Record extracts:
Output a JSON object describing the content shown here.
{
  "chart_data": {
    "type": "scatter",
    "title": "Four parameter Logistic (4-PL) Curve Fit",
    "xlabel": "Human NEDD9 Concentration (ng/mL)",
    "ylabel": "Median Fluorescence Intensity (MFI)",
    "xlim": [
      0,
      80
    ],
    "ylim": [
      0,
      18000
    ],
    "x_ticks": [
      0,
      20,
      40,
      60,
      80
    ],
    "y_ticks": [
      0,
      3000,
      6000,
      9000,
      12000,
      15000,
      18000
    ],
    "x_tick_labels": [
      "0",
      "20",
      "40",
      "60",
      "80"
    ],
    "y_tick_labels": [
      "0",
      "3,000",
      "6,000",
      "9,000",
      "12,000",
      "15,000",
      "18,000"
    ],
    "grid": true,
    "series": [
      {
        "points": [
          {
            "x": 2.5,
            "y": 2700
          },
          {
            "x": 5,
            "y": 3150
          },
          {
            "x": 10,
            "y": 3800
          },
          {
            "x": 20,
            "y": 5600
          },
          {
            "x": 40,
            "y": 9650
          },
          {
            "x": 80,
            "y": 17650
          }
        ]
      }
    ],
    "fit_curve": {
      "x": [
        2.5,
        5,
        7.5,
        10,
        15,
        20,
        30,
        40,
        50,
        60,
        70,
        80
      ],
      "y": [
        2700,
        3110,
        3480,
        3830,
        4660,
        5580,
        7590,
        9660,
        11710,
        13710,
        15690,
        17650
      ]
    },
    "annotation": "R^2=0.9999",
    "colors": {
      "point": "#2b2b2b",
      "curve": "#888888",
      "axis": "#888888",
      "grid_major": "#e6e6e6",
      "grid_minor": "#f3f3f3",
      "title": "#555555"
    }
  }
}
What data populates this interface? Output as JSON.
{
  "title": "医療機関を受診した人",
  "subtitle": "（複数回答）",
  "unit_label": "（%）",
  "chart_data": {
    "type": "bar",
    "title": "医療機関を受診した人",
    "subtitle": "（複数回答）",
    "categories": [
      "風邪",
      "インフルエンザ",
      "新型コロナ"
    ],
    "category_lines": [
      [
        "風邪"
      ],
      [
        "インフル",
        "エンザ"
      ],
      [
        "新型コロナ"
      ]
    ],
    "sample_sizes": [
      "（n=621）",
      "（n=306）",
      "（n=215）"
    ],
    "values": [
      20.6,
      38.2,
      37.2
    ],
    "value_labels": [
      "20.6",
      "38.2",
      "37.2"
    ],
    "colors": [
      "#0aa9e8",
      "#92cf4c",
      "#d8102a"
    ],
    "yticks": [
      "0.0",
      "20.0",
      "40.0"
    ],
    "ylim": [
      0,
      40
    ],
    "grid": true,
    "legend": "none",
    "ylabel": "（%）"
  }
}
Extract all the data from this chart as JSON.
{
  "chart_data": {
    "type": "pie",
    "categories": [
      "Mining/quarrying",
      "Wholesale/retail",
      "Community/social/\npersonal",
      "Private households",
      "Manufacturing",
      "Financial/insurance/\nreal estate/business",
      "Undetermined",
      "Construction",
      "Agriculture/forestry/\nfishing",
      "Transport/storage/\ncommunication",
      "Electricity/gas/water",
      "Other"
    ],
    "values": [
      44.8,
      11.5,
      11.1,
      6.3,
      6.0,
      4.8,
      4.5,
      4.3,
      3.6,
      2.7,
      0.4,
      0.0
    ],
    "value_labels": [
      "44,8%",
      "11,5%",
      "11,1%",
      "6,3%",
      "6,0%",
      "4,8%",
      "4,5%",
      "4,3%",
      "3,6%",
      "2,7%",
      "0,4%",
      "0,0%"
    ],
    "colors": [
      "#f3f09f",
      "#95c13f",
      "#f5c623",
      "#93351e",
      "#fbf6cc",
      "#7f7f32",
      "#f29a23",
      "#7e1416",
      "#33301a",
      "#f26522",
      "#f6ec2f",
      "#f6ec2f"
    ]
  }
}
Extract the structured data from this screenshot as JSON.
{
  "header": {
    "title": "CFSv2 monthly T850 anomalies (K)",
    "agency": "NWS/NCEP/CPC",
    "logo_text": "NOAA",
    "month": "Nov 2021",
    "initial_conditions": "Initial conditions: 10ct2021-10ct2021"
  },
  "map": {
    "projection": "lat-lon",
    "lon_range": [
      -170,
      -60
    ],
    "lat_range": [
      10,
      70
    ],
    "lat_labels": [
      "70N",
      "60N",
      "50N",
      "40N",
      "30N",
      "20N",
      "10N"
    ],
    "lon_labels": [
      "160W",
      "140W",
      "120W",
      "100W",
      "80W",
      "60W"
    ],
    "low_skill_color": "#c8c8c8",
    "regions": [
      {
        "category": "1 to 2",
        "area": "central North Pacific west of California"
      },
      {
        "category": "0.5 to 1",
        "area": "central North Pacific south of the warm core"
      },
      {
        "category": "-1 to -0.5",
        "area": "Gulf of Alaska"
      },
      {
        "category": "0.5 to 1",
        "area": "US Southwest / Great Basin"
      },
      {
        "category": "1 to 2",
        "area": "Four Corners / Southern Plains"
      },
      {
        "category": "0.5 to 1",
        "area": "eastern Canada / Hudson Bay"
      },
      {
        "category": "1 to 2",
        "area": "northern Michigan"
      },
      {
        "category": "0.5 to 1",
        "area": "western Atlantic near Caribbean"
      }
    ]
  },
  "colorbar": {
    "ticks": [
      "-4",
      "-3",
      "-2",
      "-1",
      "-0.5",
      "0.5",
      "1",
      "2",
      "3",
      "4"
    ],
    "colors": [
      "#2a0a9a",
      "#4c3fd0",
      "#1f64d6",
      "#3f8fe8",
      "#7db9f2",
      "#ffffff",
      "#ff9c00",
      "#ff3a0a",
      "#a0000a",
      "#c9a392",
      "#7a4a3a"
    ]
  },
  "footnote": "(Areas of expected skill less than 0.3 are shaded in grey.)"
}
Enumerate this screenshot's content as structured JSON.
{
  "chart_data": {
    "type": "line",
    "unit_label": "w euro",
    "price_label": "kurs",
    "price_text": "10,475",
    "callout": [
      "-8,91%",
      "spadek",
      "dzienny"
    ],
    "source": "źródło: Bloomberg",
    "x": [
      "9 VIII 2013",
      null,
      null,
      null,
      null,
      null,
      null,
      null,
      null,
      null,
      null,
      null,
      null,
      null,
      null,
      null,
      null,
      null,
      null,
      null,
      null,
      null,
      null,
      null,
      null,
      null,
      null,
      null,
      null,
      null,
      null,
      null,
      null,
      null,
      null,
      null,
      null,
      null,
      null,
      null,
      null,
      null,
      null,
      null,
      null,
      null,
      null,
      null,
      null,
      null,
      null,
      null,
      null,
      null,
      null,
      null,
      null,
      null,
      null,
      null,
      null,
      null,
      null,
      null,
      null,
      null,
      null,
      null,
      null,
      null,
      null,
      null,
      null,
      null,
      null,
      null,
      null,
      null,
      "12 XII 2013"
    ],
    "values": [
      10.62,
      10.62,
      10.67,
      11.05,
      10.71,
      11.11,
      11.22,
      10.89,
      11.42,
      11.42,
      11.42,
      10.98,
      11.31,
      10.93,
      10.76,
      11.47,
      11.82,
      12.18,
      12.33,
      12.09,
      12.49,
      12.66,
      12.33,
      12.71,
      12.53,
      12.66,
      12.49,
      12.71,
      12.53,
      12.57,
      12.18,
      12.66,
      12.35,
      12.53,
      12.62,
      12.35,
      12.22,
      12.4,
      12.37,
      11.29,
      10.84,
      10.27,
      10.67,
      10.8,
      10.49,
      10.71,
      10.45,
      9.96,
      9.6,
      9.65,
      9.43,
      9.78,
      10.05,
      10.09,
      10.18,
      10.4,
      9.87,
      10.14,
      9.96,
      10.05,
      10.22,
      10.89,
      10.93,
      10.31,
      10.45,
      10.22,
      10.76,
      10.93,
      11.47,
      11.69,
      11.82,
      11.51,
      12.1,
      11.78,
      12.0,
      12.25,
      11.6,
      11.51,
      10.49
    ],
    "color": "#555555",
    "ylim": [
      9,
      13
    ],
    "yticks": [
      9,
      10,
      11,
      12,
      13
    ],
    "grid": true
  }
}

What you will do:
Return the lines of the records that include the string "this".

Completed exercise:
What data populates this interface? Output as JSON.
Extract all the data from this chart as JSON.
Extract the structured data from this screenshot as JSON.
Enumerate this screenshot's content as structured JSON.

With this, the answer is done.